* Stated exercise
Reproduce every record below exactly as written, leaving out any pictures.

┄┄┄┄┄┄

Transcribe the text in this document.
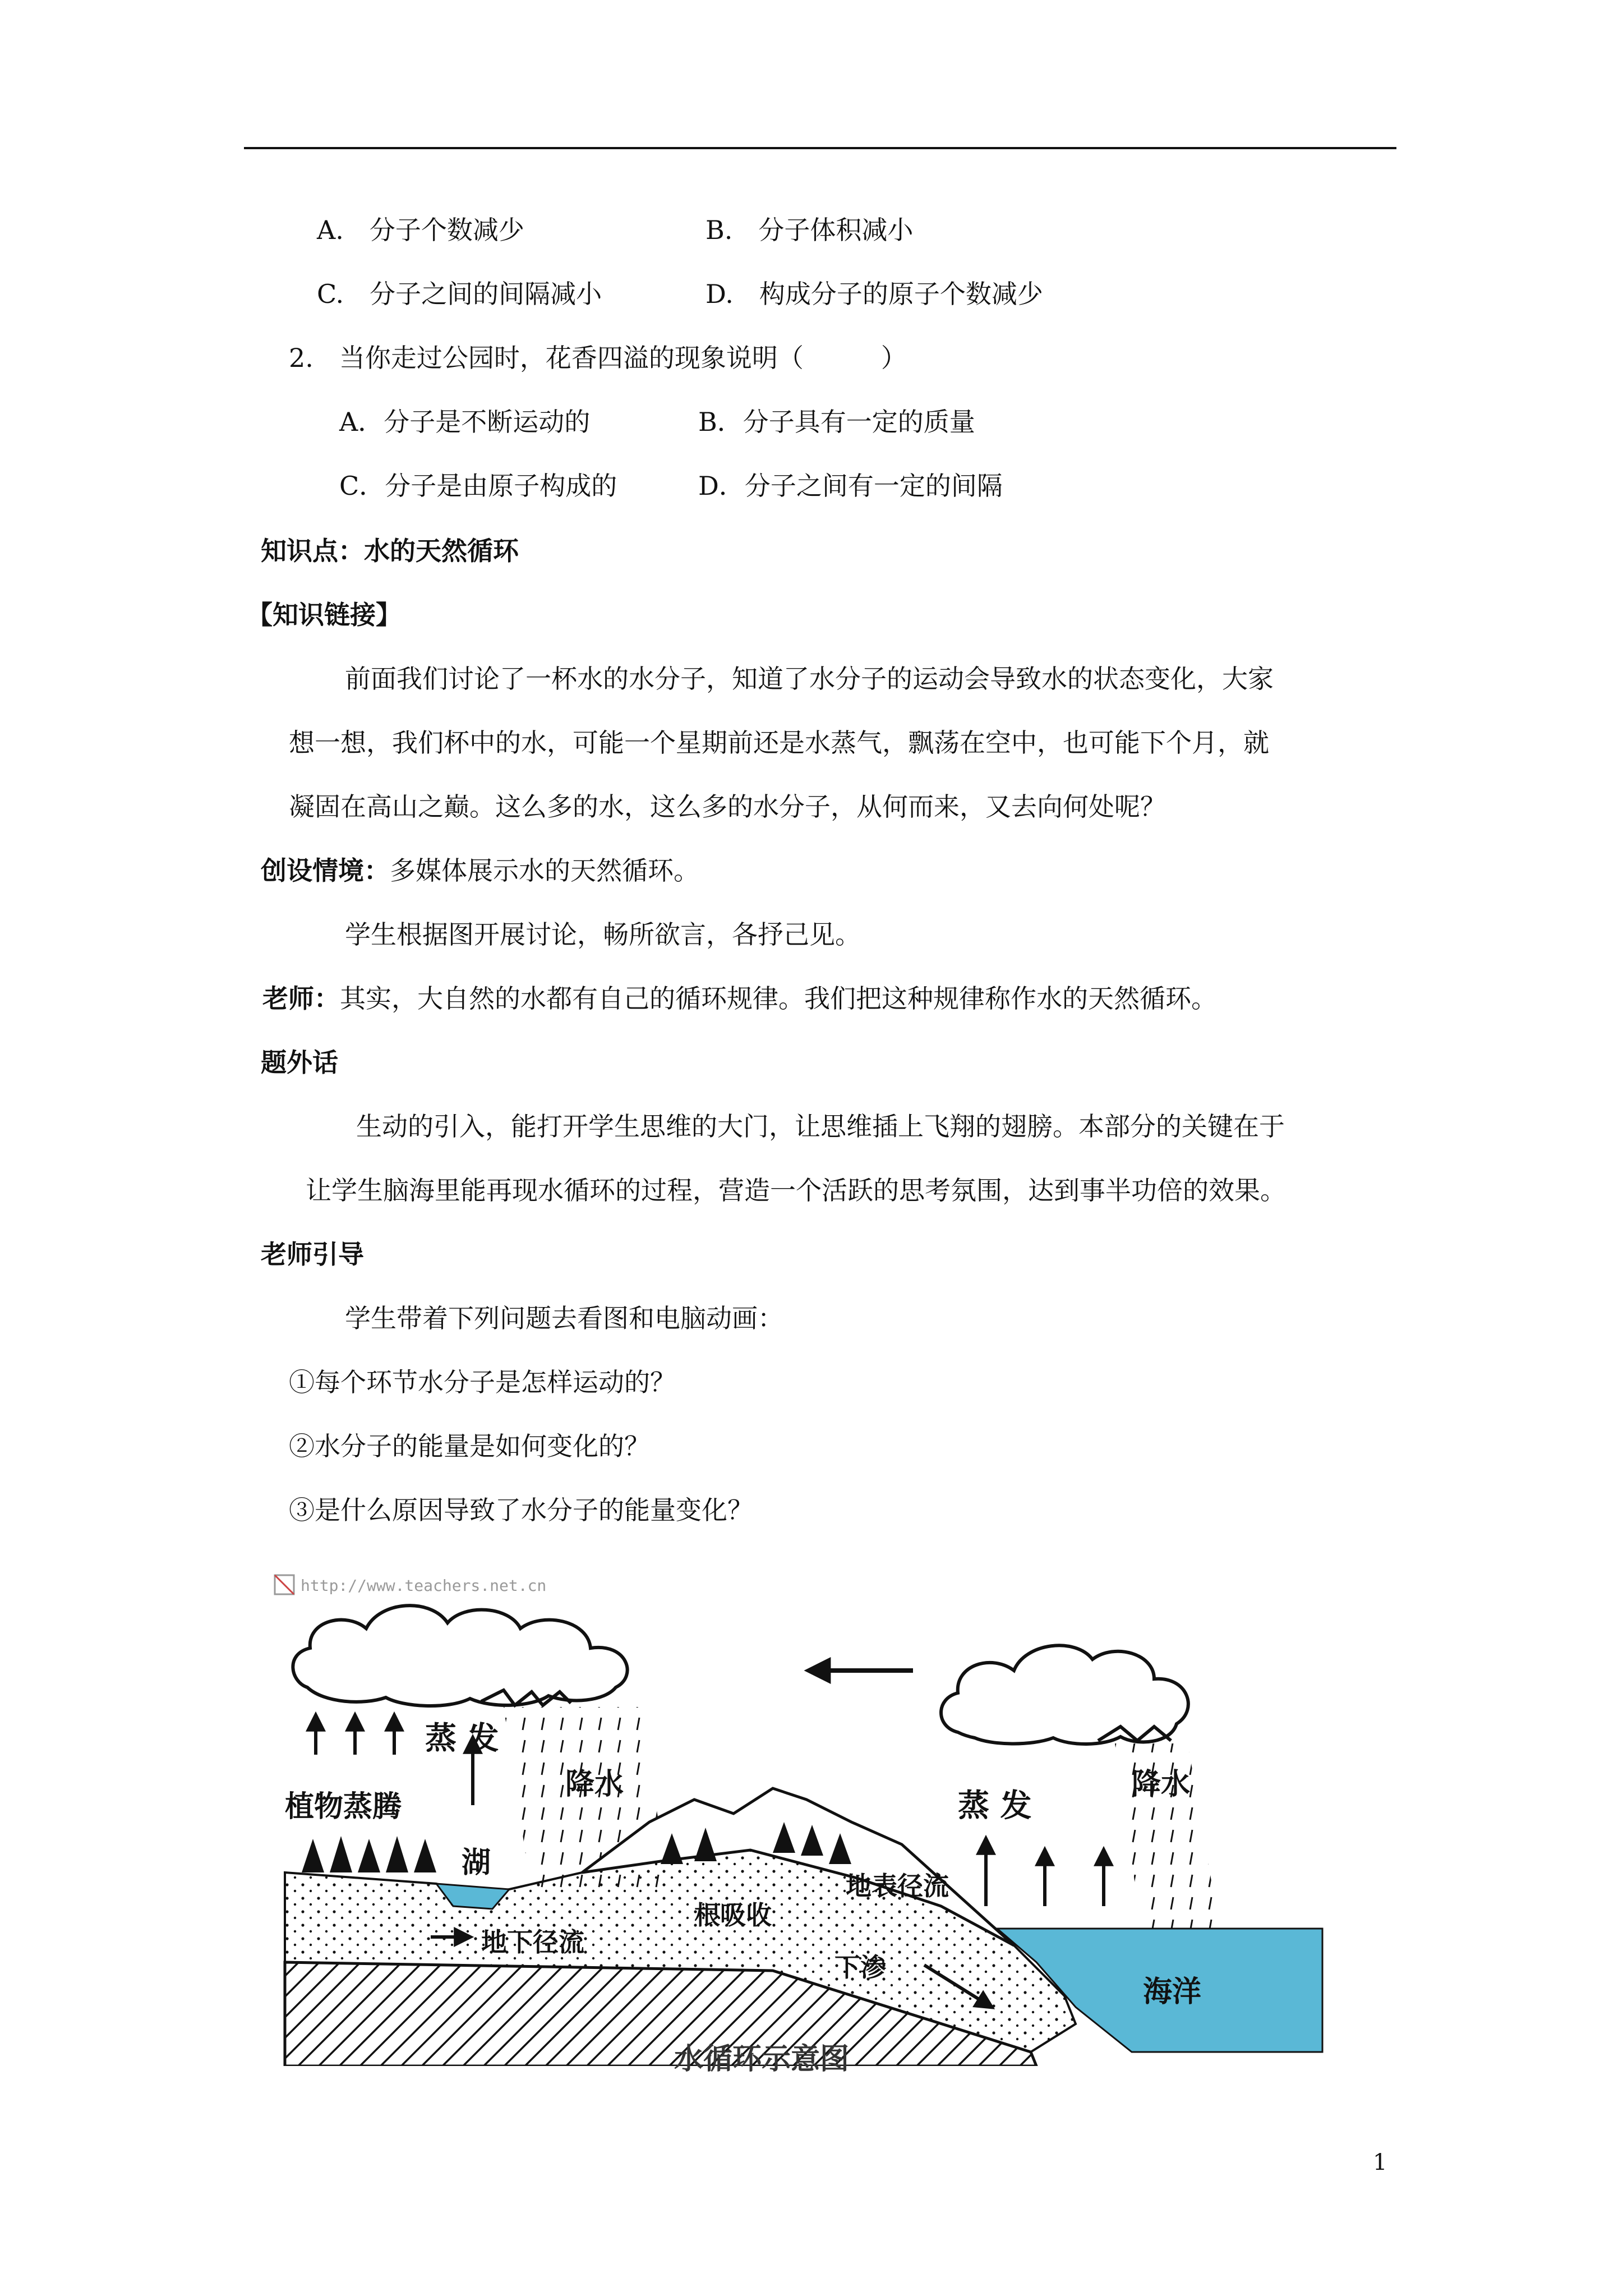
A.　分子个数减少	B.　分子体积减小
C.　分子之间的间隔减小	D.　构成分子的原子个数减少
2.　当你走过公园时，花香四溢的现象说明（　　　）
A．分子是不断运动的	B．分子具有一定的质量
C．分子是由原子构成的	D．分子之间有一定的间隔
知识点：水的天然循环
【知识链接】
前面我们讨论了一杯水的水分子，知道了水分子的运动会导致水的状态变化，大家
想一想，我们杯中的水，可能一个星期前还是水蒸气，飘荡在空中，也可能下个月，就
凝固在高山之巅。这么多的水，这么多的水分子，从何而来，又去向何处呢？
创设情境：多媒体展示水的天然循环。
学生根据图开展讨论，畅所欲言，各抒己见。
老师：其实，大自然的水都有自己的循环规律。我们把这种规律称作水的天然循环。
题外话
生动的引入，能打开学生思维的大门，让思维插上飞翔的翅膀。本部分的关键在于
让学生脑海里能再现水循环的过程，营造一个活跃的思考氛围，达到事半功倍的效果。
老师引导
学生带着下列问题去看图和电脑动画：
①每个环节水分子是怎样运动的？
②水分子的能量是如何变化的？
③是什么原因导致了水分子的能量变化？
http://www.teachers.net.cn
蒸 发
降水
植物蒸腾
湖
地表径流
根吸收
地下径流
下渗
蒸 发
降水
海洋
水循环示意图
1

┄┄┄┄┄┄

* Output for this exercise
Transcribe the text in this document.
A.　分子个数减少	B.　分子体积减小
C.　分子之间的间隔减小	D.　构成分子的原子个数减少
2.　当你走过公园时，花香四溢的现象说明（　　　）
A．分子是不断运动的	B．分子具有一定的质量
C．分子是由原子构成的	D．分子之间有一定的间隔
知识点：水的天然循环
【知识链接】
前面我们讨论了一杯水的水分子，知道了水分子的运动会导致水的状态变化，大家
想一想，我们杯中的水，可能一个星期前还是水蒸气，飘荡在空中，也可能下个月，就
凝固在高山之巅。这么多的水，这么多的水分子，从何而来，又去向何处呢？
创设情境：多媒体展示水的天然循环。
学生根据图开展讨论，畅所欲言，各抒己见。
老师：其实，大自然的水都有自己的循环规律。我们把这种规律称作水的天然循环。
题外话
生动的引入，能打开学生思维的大门，让思维插上飞翔的翅膀。本部分的关键在于
让学生脑海里能再现水循环的过程，营造一个活跃的思考氛围，达到事半功倍的效果。
老师引导
学生带着下列问题去看图和电脑动画：
①每个环节水分子是怎样运动的？
②水分子的能量是如何变化的？
③是什么原因导致了水分子的能量变化？
http://www.teachers.net.cn
蒸 发
降水
植物蒸腾
湖
地表径流
根吸收
地下径流
下渗
蒸 发
降水
海洋
水循环示意图
1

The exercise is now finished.